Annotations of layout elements

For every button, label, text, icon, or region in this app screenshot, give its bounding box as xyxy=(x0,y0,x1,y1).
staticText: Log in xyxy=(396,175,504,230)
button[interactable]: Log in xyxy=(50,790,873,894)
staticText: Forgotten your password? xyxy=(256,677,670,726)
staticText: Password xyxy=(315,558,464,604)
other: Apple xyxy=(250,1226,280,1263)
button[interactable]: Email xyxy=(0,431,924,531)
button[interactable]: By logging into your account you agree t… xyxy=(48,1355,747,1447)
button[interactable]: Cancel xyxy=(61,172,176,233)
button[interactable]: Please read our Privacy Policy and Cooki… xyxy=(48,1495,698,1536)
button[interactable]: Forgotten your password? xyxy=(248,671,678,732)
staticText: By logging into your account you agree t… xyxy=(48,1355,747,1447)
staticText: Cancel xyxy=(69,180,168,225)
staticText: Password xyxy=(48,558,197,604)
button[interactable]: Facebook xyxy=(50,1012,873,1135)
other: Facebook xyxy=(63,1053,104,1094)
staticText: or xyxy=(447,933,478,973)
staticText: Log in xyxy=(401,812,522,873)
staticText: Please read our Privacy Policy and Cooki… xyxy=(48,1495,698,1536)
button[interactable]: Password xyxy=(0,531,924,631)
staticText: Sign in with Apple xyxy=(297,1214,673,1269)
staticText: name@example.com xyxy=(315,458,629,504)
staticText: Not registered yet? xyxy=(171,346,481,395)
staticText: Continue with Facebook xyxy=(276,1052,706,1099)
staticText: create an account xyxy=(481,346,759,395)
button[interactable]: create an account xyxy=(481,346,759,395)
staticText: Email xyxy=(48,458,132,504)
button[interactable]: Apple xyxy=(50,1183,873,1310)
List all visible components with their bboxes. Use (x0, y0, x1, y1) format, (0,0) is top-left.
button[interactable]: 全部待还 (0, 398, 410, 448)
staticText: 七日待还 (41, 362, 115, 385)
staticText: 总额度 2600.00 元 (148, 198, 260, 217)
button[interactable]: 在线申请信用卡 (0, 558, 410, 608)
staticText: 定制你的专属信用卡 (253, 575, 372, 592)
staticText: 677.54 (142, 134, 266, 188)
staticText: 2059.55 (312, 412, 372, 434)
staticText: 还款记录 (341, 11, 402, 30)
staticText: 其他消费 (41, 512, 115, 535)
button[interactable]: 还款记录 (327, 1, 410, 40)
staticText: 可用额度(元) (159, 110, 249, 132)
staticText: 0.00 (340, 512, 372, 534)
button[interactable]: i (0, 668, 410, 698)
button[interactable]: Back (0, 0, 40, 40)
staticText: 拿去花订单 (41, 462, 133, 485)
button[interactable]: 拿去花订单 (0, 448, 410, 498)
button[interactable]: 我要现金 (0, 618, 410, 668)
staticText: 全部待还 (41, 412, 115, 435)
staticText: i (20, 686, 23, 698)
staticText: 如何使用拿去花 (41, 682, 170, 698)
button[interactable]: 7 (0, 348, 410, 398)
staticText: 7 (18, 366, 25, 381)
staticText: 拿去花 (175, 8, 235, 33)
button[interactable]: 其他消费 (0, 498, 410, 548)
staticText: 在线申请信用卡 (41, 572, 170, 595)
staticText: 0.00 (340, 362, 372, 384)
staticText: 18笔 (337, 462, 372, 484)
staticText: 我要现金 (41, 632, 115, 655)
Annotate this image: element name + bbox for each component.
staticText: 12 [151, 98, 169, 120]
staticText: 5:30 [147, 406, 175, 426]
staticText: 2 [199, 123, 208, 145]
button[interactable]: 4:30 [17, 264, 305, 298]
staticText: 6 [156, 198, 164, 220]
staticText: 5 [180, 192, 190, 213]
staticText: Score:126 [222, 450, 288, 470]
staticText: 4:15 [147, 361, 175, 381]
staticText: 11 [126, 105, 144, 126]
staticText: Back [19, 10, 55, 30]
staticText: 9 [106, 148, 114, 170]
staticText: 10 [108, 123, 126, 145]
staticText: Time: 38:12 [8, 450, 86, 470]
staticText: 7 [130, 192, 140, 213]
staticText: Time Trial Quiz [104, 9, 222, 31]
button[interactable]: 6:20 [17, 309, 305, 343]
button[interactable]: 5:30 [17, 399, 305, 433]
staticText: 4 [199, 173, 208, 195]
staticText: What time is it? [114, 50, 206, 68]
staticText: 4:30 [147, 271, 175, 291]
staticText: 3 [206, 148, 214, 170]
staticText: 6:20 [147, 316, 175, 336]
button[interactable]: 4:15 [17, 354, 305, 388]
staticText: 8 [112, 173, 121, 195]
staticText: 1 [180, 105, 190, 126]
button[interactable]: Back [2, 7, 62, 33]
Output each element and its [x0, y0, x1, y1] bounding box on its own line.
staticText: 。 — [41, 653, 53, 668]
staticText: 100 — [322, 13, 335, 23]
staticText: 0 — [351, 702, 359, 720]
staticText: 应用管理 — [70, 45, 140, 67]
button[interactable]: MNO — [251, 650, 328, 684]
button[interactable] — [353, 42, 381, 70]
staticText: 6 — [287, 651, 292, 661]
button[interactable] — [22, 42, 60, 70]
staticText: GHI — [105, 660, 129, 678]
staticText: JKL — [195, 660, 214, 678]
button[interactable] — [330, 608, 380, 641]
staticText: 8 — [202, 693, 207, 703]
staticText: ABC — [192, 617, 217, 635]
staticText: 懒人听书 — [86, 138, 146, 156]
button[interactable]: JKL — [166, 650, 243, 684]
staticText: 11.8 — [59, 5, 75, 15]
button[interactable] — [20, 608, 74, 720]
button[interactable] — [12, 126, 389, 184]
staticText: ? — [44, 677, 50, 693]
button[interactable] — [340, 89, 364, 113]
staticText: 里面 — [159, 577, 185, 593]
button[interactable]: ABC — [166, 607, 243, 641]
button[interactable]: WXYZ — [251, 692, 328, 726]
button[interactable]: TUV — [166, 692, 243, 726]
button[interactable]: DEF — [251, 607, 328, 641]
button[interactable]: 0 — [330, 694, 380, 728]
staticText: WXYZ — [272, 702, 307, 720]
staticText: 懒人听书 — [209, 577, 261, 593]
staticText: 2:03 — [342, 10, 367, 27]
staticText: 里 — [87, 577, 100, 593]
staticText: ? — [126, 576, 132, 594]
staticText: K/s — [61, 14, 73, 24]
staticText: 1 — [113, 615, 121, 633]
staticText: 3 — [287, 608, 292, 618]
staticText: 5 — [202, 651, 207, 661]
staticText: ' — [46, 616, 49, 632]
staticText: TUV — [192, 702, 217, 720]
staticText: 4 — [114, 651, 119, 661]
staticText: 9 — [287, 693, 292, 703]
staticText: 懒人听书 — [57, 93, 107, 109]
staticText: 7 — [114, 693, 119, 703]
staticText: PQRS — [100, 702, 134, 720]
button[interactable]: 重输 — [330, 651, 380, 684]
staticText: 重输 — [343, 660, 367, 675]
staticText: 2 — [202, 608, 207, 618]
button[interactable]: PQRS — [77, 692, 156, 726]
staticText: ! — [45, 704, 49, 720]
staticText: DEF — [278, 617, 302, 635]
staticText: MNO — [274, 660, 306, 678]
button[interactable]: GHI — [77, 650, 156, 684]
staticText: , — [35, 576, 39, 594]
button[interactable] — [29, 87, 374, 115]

* [What the exercise asks]:
Reproduce the listing verbatim, beginning with its first line and continuing through the line that contains "staticText: 0.00 (340, 512, 372, 534)", with both ends included.

* [Expected answer]:
For every button, label, text, icon, or region in this app screenshot, give its bounding box as xyxy=(x0,y0,x1,y1).
staticText: Log in xyxy=(396,175,504,230)
button[interactable]: Log in xyxy=(50,790,873,894)
staticText: Forgotten your password? xyxy=(256,677,670,726)
staticText: Password xyxy=(315,558,464,604)
other: Apple xyxy=(250,1226,280,1263)
button[interactable]: Email xyxy=(0,431,924,531)
button[interactable]: By logging into your account you agree t… xyxy=(48,1355,747,1447)
button[interactable]: Cancel xyxy=(61,172,176,233)
button[interactable]: Please read our Privacy Policy and Cooki… xyxy=(48,1495,698,1536)
button[interactable]: Forgotten your password? xyxy=(248,671,678,732)
staticText: By logging into your account you agree t… xyxy=(48,1355,747,1447)
staticText: Cancel xyxy=(69,180,168,225)
staticText: Password xyxy=(48,558,197,604)
button[interactable]: Facebook xyxy=(50,1012,873,1135)
other: Facebook xyxy=(63,1053,104,1094)
staticText: or xyxy=(447,933,478,973)
staticText: Log in xyxy=(401,812,522,873)
staticText: Please read our Privacy Policy and Cooki… xyxy=(48,1495,698,1536)
button[interactable]: Password xyxy=(0,531,924,631)
staticText: Sign in with Apple xyxy=(297,1214,673,1269)
staticText: name@example.com xyxy=(315,458,629,504)
staticText: Not registered yet? xyxy=(171,346,481,395)
staticText: Continue with Facebook xyxy=(276,1052,706,1099)
staticText: create an account xyxy=(481,346,759,395)
button[interactable]: create an account xyxy=(481,346,759,395)
staticText: Email xyxy=(48,458,132,504)
button[interactable]: Apple xyxy=(50,1183,873,1310)
List all visible components with their bboxes. Use (x0, y0, x1, y1) format, (0,0) is top-left.
button[interactable]: 全部待还 (0, 398, 410, 448)
staticText: 七日待还 (41, 362, 115, 385)
staticText: 总额度 2600.00 元 (148, 198, 260, 217)
button[interactable]: 在线申请信用卡 (0, 558, 410, 608)
staticText: 定制你的专属信用卡 (253, 575, 372, 592)
staticText: 677.54 (142, 134, 266, 188)
staticText: 2059.55 (312, 412, 372, 434)
staticText: 还款记录 (341, 11, 402, 30)
staticText: 其他消费 (41, 512, 115, 535)
button[interactable]: 还款记录 (327, 1, 410, 40)
staticText: 可用额度(元) (159, 110, 249, 132)
staticText: 0.00 (340, 512, 372, 534)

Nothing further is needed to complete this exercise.